*** Record excerpts ***
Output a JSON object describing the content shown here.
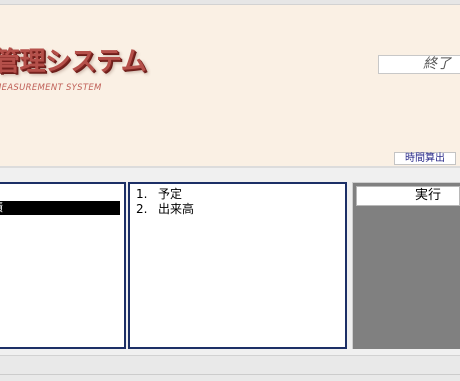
{
  "header": {
    "title": "管理システム",
    "subtitle": "MEASUREMENT  SYSTEM",
    "end_field_text": "終了",
    "time_calc_label": "時間算出"
  },
  "left_panel": {
    "selected_item": "積"
  },
  "middle_panel": {
    "items": [
      {
        "number": "1.",
        "label": "予定"
      },
      {
        "number": "2.",
        "label": "出来高"
      }
    ]
  },
  "right_panel": {
    "run_label": "実行"
  }
}
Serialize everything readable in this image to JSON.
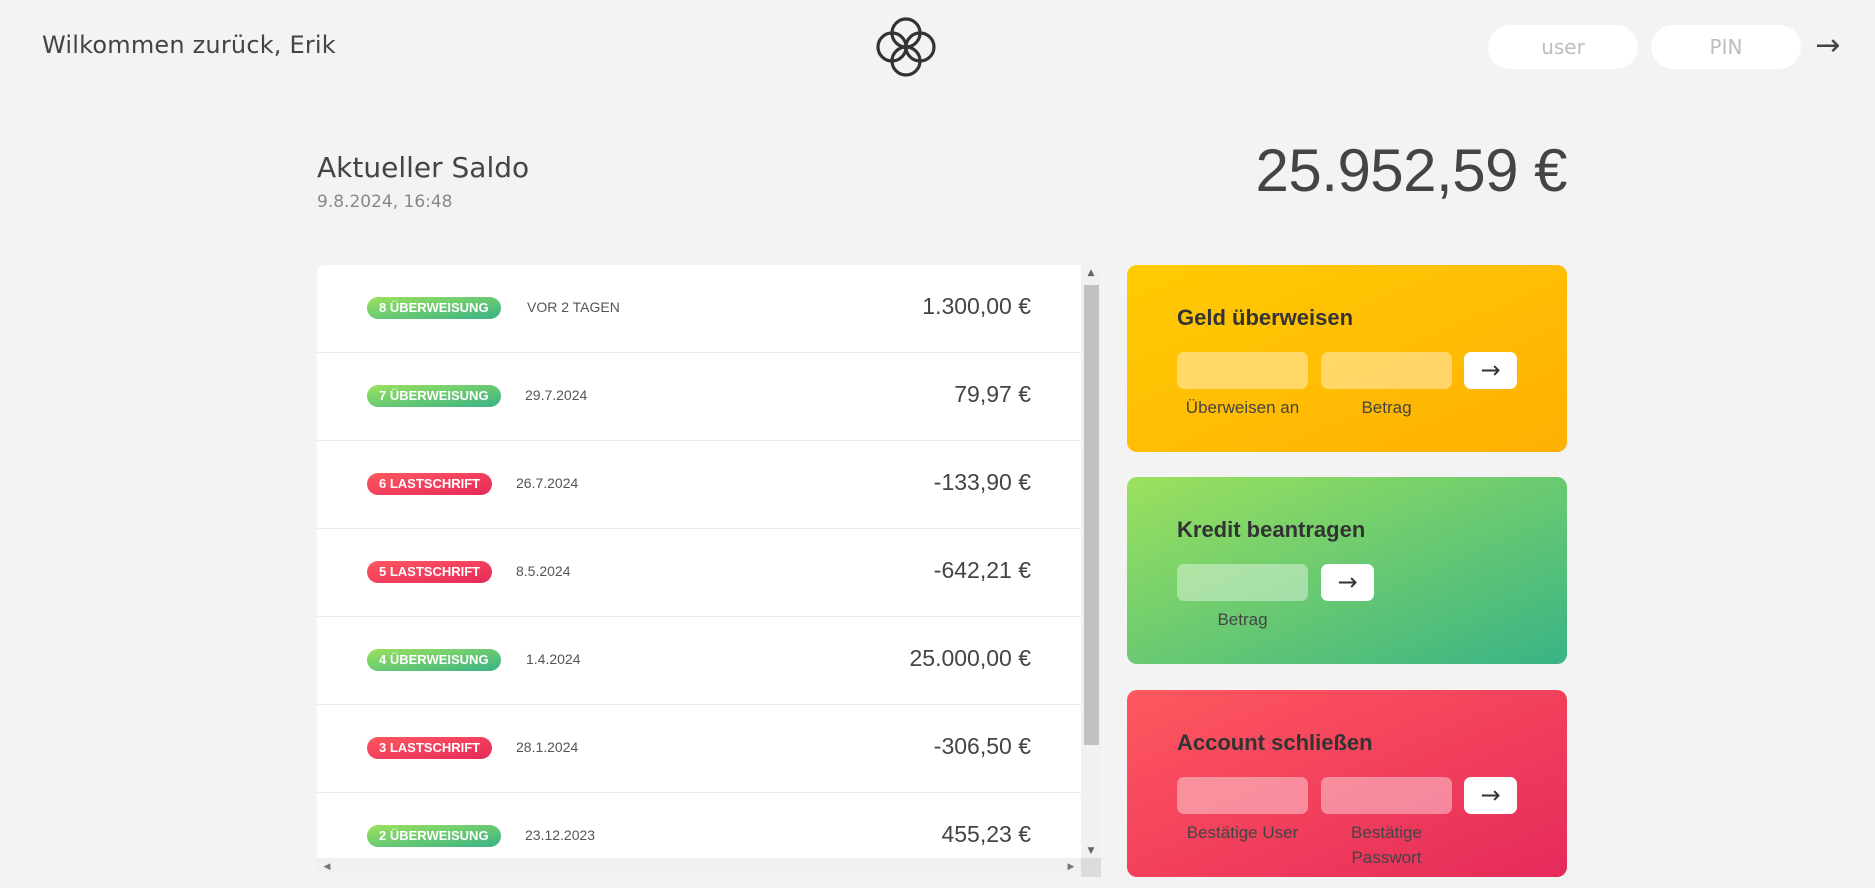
{
  "nav": {
    "welcome": "Wilkommen zurück, Erik",
    "login_user_placeholder": "user",
    "login_pin_placeholder": "PIN",
    "login_button": "→"
  },
  "balance": {
    "label": "Aktueller Saldo",
    "date": "9.8.2024, 16:48",
    "value": "25.952,59 €"
  },
  "movements": [
    {
      "type": "deposit",
      "badge": "8 Überweisung",
      "date": "vor 2 Tagen",
      "value": "1.300,00 €"
    },
    {
      "type": "deposit",
      "badge": "7 Überweisung",
      "date": "29.7.2024",
      "value": "79,97 €"
    },
    {
      "type": "withdrawal",
      "badge": "6 Lastschrift",
      "date": "26.7.2024",
      "value": "-133,90 €"
    },
    {
      "type": "withdrawal",
      "badge": "5 Lastschrift",
      "date": "8.5.2024",
      "value": "-642,21 €"
    },
    {
      "type": "deposit",
      "badge": "4 Überweisung",
      "date": "1.4.2024",
      "value": "25.000,00 €"
    },
    {
      "type": "withdrawal",
      "badge": "3 Lastschrift",
      "date": "28.1.2024",
      "value": "-306,50 €"
    },
    {
      "type": "deposit",
      "badge": "2 Überweisung",
      "date": "23.12.2023",
      "value": "455,23 €"
    }
  ],
  "operations": {
    "transfer": {
      "title": "Geld überweisen",
      "to_label": "Überweisen an",
      "amount_label": "Betrag",
      "button": "→"
    },
    "loan": {
      "title": "Kredit beantragen",
      "amount_label": "Betrag",
      "button": "→"
    },
    "close": {
      "title": "Account schließen",
      "user_label": "Bestätige User",
      "pin_label": "Bestätige Passwort",
      "button": "→"
    }
  },
  "colors": {
    "background": "#f3f3f3",
    "deposit_gradient": [
      "#39b385",
      "#9be15d"
    ],
    "withdrawal_gradient": [
      "#e52a5a",
      "#ff585f"
    ],
    "transfer_gradient": [
      "#ffb003",
      "#ffcb03"
    ]
  }
}
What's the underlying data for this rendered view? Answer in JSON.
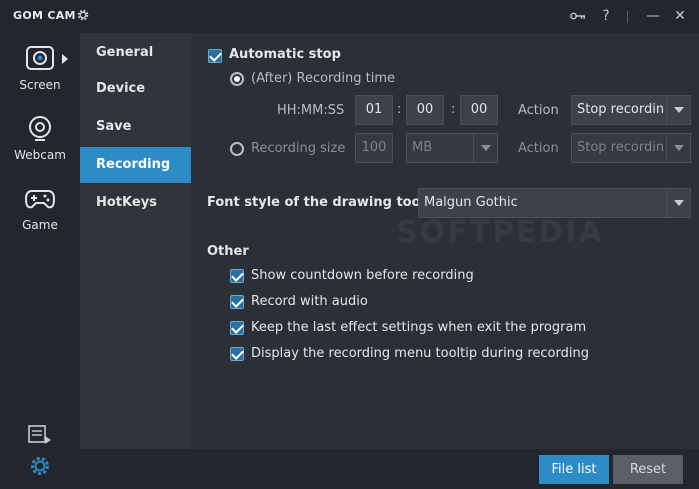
{
  "titlebar": {
    "app_title": "GOM CAM",
    "icons": [
      "settings-gear-icon",
      "key-icon",
      "help-icon",
      "minimize-icon",
      "close-icon"
    ],
    "help_glyph": "?",
    "minimize_glyph": "—",
    "close_glyph": "✕"
  },
  "modes": [
    {
      "label": "Screen",
      "icon": "screen-capture-icon"
    },
    {
      "label": "Webcam",
      "icon": "webcam-icon"
    },
    {
      "label": "Game",
      "icon": "gamepad-icon"
    }
  ],
  "sidebar_bottom_icons": [
    "video-list-icon",
    "settings-gear-icon"
  ],
  "menu": {
    "items": [
      "General",
      "Device",
      "Save",
      "Recording",
      "HotKeys"
    ],
    "active": "Recording"
  },
  "recording": {
    "automatic_stop": {
      "label": "Automatic stop",
      "checked": true
    },
    "after_time": {
      "label": "(After) Recording time",
      "selected": true,
      "format_label": "HH:MM:SS",
      "hh": "01",
      "mm": "00",
      "ss": "00",
      "action_label": "Action",
      "action_value": "Stop recordin"
    },
    "size": {
      "label": "Recording size",
      "selected": false,
      "value": "100",
      "unit": "MB",
      "action_label": "Action",
      "action_value": "Stop recordin"
    },
    "font_style": {
      "label": "Font style of the drawing tools",
      "value": "Malgun Gothic"
    },
    "other": {
      "heading": "Other",
      "options": [
        {
          "label": "Show countdown before recording",
          "checked": true
        },
        {
          "label": "Record with audio",
          "checked": true
        },
        {
          "label": "Keep the last effect settings when exit the program",
          "checked": true
        },
        {
          "label": "Display the recording menu tooltip during recording",
          "checked": true
        }
      ]
    }
  },
  "watermark": "SOFTPEDIA",
  "footer": {
    "file_list_label": "File list",
    "reset_label": "Reset"
  },
  "colors": {
    "accent": "#2d8bc5",
    "background": "#2b2f36",
    "sidebar": "#23262c",
    "menu": "#30343b"
  }
}
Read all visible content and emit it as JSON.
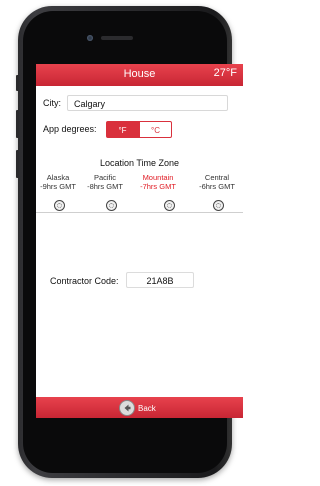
{
  "header": {
    "title": "House",
    "temperature": "27°F"
  },
  "city": {
    "label": "City:",
    "value": "Calgary"
  },
  "degrees": {
    "label": "App degrees:",
    "options": [
      "°F",
      "°C"
    ],
    "selected": "°F"
  },
  "timezone": {
    "heading": "Location Time Zone",
    "options": [
      {
        "name": "Alaska",
        "offset": "-9hrs GMT"
      },
      {
        "name": "Pacific",
        "offset": "-8hrs GMT"
      },
      {
        "name": "Mountain",
        "offset": "-7hrs GMT"
      },
      {
        "name": "Central",
        "offset": "-6hrs GMT"
      }
    ],
    "selected": "Mountain"
  },
  "contractor": {
    "label": "Contractor Code:",
    "value": "21A8B"
  },
  "footer": {
    "back_label": "Back"
  },
  "colors": {
    "accent": "#d9303c",
    "selected_text": "#e01b24"
  }
}
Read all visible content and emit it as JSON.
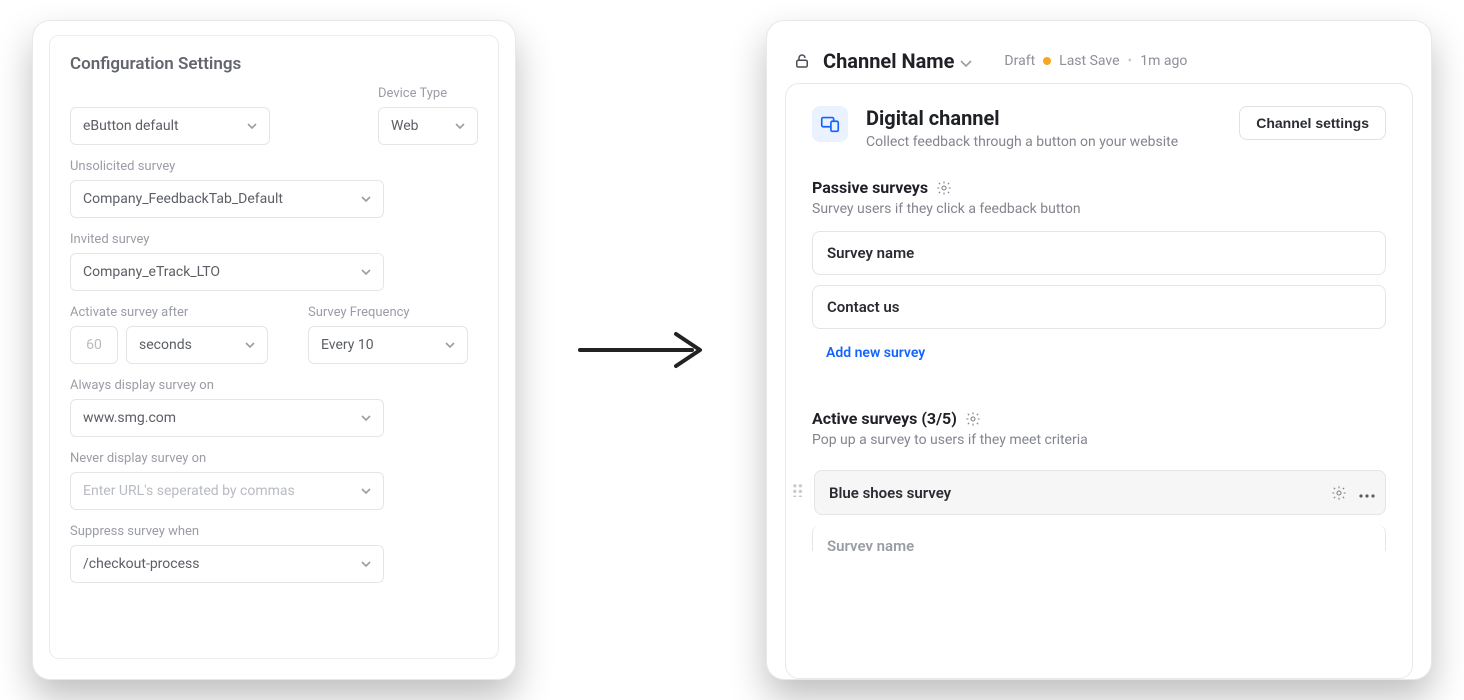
***
**Goal**: Tally the lines above containing "Überweisung". Answer with the count only.

**Reply**: 4